GIVEN ENTRIES »

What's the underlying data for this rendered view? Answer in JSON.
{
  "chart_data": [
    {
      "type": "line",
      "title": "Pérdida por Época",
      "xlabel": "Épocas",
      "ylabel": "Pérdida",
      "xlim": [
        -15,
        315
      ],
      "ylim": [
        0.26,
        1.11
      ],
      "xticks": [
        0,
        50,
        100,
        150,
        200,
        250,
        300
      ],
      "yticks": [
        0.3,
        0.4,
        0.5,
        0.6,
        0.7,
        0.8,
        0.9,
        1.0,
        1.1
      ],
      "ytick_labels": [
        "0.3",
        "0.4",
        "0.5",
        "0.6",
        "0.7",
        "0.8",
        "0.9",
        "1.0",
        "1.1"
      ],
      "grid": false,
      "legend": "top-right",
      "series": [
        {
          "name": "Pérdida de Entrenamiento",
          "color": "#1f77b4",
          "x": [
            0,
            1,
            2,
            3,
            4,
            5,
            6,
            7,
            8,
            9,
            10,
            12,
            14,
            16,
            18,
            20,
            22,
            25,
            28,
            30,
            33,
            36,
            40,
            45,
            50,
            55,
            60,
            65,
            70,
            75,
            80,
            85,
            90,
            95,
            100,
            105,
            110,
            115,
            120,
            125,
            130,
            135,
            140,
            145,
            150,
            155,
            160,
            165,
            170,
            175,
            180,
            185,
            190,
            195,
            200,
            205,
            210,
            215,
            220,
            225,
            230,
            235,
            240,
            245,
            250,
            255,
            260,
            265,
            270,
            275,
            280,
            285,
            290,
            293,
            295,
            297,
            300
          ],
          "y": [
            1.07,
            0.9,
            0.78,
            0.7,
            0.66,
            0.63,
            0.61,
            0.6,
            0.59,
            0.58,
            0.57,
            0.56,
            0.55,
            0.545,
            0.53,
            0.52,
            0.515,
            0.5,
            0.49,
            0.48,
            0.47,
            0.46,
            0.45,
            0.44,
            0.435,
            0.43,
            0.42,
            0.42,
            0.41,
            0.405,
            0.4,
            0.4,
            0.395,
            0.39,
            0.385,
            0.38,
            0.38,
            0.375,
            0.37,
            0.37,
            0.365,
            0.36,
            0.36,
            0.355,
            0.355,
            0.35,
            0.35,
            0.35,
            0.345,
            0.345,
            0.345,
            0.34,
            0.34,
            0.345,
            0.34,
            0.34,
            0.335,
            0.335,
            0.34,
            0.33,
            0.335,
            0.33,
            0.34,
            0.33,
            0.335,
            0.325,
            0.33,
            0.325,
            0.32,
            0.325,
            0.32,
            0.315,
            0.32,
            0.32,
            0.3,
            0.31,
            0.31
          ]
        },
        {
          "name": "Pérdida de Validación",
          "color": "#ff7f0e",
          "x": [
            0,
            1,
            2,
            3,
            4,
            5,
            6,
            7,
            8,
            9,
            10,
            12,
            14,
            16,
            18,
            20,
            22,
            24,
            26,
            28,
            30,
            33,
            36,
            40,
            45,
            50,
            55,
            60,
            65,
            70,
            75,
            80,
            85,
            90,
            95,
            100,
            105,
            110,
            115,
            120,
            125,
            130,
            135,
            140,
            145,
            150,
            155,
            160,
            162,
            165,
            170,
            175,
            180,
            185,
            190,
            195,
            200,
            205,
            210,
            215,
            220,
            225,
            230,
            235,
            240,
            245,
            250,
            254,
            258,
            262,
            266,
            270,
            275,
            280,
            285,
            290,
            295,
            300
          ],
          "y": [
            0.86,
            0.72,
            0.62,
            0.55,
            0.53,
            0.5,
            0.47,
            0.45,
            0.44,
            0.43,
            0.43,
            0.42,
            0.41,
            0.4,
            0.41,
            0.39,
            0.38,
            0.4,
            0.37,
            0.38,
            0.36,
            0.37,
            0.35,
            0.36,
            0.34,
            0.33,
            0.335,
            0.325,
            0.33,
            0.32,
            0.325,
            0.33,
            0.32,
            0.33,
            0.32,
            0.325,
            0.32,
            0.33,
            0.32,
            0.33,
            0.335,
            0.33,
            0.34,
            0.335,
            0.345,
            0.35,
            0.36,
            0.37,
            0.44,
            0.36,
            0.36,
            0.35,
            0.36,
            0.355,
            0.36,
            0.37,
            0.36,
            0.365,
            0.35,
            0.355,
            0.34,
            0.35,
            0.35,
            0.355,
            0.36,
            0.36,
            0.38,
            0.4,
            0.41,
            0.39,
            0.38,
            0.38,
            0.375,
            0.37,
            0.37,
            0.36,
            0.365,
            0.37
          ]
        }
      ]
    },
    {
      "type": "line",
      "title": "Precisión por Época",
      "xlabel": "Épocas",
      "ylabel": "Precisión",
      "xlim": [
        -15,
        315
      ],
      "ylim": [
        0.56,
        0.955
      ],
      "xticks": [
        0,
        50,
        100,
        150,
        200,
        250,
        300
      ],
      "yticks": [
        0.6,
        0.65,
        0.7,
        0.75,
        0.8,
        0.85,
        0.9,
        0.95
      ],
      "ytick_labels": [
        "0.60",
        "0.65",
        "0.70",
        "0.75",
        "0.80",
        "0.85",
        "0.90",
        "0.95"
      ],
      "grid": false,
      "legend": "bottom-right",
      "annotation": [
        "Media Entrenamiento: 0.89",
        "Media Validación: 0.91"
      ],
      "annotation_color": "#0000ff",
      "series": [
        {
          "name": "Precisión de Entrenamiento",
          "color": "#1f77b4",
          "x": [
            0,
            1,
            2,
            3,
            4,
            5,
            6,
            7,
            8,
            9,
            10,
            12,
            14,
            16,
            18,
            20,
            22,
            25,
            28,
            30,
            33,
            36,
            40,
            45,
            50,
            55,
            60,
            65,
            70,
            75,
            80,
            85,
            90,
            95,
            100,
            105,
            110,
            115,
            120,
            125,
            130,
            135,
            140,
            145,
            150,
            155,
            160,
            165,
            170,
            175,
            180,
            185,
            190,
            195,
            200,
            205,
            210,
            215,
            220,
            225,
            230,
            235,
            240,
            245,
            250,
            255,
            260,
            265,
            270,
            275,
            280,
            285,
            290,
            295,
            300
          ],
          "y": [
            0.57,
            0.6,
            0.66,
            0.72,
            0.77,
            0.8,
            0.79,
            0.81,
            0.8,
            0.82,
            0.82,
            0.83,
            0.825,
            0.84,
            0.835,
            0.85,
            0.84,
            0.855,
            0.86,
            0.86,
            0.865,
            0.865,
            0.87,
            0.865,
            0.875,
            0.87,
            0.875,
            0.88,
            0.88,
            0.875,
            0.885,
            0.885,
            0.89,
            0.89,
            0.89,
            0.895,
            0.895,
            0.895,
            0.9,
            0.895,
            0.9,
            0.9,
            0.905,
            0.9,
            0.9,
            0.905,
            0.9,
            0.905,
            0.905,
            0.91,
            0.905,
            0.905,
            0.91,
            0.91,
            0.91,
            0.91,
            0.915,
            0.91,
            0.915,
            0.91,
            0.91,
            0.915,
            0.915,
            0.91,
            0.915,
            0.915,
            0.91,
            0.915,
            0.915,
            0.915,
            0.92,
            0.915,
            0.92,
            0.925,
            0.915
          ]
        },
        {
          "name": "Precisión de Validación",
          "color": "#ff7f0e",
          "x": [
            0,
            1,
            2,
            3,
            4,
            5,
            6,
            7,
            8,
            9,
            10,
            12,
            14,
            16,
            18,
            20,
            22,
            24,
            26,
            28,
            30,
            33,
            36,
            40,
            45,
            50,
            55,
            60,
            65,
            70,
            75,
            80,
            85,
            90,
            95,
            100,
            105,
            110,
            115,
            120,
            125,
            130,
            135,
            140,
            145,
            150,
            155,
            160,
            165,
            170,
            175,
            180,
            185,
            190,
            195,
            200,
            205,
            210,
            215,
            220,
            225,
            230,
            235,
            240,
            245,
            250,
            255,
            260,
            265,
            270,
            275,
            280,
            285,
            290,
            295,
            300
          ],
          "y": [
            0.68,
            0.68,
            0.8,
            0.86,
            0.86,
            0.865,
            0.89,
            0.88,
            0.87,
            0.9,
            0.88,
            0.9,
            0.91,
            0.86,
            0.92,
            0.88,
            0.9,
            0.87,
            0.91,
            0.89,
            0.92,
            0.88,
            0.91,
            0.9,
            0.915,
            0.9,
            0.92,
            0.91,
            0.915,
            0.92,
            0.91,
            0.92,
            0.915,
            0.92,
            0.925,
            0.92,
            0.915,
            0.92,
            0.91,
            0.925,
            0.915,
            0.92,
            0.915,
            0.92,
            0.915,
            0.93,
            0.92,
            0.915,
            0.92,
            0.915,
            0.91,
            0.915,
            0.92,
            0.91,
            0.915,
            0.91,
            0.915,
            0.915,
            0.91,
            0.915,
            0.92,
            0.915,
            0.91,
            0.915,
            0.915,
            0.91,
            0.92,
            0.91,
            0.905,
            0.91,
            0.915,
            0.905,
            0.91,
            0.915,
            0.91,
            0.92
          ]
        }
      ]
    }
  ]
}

WHAT YOU NEED TO DO » Where does the word "name" appear in the listing? List each line that holds it.

SOLUTION TO THIS TASK »
          "name": "Pérdida de Entrenamiento",
          "name": "Pérdida de Validación",
          "name": "Precisión de Entrenamiento",
          "name": "Precisión de Validación",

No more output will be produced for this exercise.